- _Assigned task_
Starting at the top line and ending at the bottom one, repeat the entries exactly and drop every picture.

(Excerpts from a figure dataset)
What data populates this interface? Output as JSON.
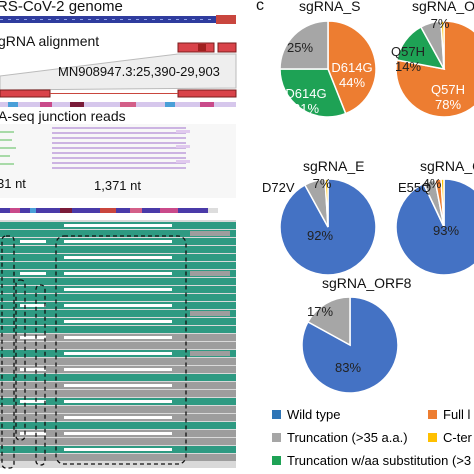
{
  "panel_letter": "c",
  "left": {
    "genome_title": "RS-CoV-2 genome",
    "alignment_title": "gRNA alignment",
    "coordinate": "MN908947.3:25,390-29,903",
    "junction_title": "A-seq junction reads",
    "left_nt": "31 nt",
    "right_nt": "1,371 nt"
  },
  "colors": {
    "wild_type": "#4472c4",
    "truncation": "#a6a6a6",
    "d614g": "#ed7d31",
    "truncation_sub": "#1ea255",
    "full_length": "#ed7d31",
    "c_term": "#ffc000",
    "teal": "#2e9a82",
    "read_gray": "#9d9d9d"
  },
  "chart_data": [
    {
      "type": "pie",
      "title": "sgRNA_S",
      "slices": [
        {
          "label": "D614G",
          "value": 44
        },
        {
          "label": "D614G",
          "value": 31
        },
        {
          "label": "",
          "value": 25
        }
      ]
    },
    {
      "type": "pie",
      "title": "sgRNA_O",
      "slices": [
        {
          "label": "Q57H",
          "value": 78
        },
        {
          "label": "Q57H",
          "value": 14
        },
        {
          "label": "",
          "value": 7
        }
      ]
    },
    {
      "type": "pie",
      "title": "sgRNA_E",
      "slices": [
        {
          "label": "",
          "value": 92
        },
        {
          "label": "",
          "value": 7
        }
      ],
      "annotation": "D72V"
    },
    {
      "type": "pie",
      "title": "sgRNA_O",
      "slices": [
        {
          "label": "",
          "value": 93
        },
        {
          "label": "",
          "value": 4
        }
      ],
      "annotation": "E55Q"
    },
    {
      "type": "pie",
      "title": "sgRNA_ORF8",
      "slices": [
        {
          "label": "",
          "value": 83
        },
        {
          "label": "",
          "value": 17
        }
      ]
    }
  ],
  "pie_labels": {
    "s_orange": "D614G\n44%",
    "s_green": "D614G\n31%",
    "s_gray": "25%",
    "o_orange": "Q57H\n78%",
    "o_green": "Q57H\n14%",
    "o_gray": "7%",
    "e_blue": "92%",
    "e_gray": "7%",
    "o2_blue": "93%",
    "o2_gray": "4%",
    "orf8_blue": "83%",
    "orf8_gray": "17%"
  },
  "legend": {
    "wild_type": "Wild type",
    "truncation": "Truncation (>35 a.a.)",
    "truncation_sub": "Truncation w/aa substitution (>3",
    "full_length": "Full l",
    "c_term": "C-ter"
  }
}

- _Task answer_
What data populates this interface? Output as JSON.
{
  "panel_letter": "c",
  "left": {
    "genome_title": "RS-CoV-2 genome",
    "alignment_title": "gRNA alignment",
    "coordinate": "MN908947.3:25,390-29,903",
    "junction_title": "A-seq junction reads",
    "left_nt": "31 nt",
    "right_nt": "1,371 nt"
  },
  "colors": {
    "wild_type": "#4472c4",
    "truncation": "#a6a6a6",
    "d614g": "#ed7d31",
    "truncation_sub": "#1ea255",
    "full_length": "#ed7d31",
    "c_term": "#ffc000",
    "teal": "#2e9a82",
    "read_gray": "#9d9d9d"
  },
  "chart_data": [
    {
      "type": "pie",
      "title": "sgRNA_S",
      "slices": [
        {
          "label": "D614G",
          "value": 44
        },
        {
          "label": "D614G",
          "value": 31
        },
        {
          "label": "",
          "value": 25
        }
      ]
    },
    {
      "type": "pie",
      "title": "sgRNA_O",
      "slices": [
        {
          "label": "Q57H",
          "value": 78
        },
        {
          "label": "Q57H",
          "value": 14
        },
        {
          "label": "",
          "value": 7
        }
      ]
    },
    {
      "type": "pie",
      "title": "sgRNA_E",
      "slices": [
        {
          "label": "",
          "value": 92
        },
        {
          "label": "",
          "value": 7
        }
      ],
      "annotation": "D72V"
    },
    {
      "type": "pie",
      "title": "sgRNA_O",
      "slices": [
        {
          "label": "",
          "value": 93
        },
        {
          "label": "",
          "value": 4
        }
      ],
      "annotation": "E55Q"
    },
    {
      "type": "pie",
      "title": "sgRNA_ORF8",
      "slices": [
        {
          "label": "",
          "value": 83
        },
        {
          "label": "",
          "value": 17
        }
      ]
    }
  ],
  "pie_labels": {
    "s_orange": "D614G\n44%",
    "s_green": "D614G\n31%",
    "s_gray": "25%",
    "o_orange": "Q57H\n78%",
    "o_green": "Q57H\n14%",
    "o_gray": "7%",
    "e_blue": "92%",
    "e_gray": "7%",
    "o2_blue": "93%",
    "o2_gray": "4%",
    "orf8_blue": "83%",
    "orf8_gray": "17%"
  },
  "legend": {
    "wild_type": "Wild type",
    "truncation": "Truncation (>35 a.a.)",
    "truncation_sub": "Truncation w/aa substitution (>3",
    "full_length": "Full l",
    "c_term": "C-ter"
  }
}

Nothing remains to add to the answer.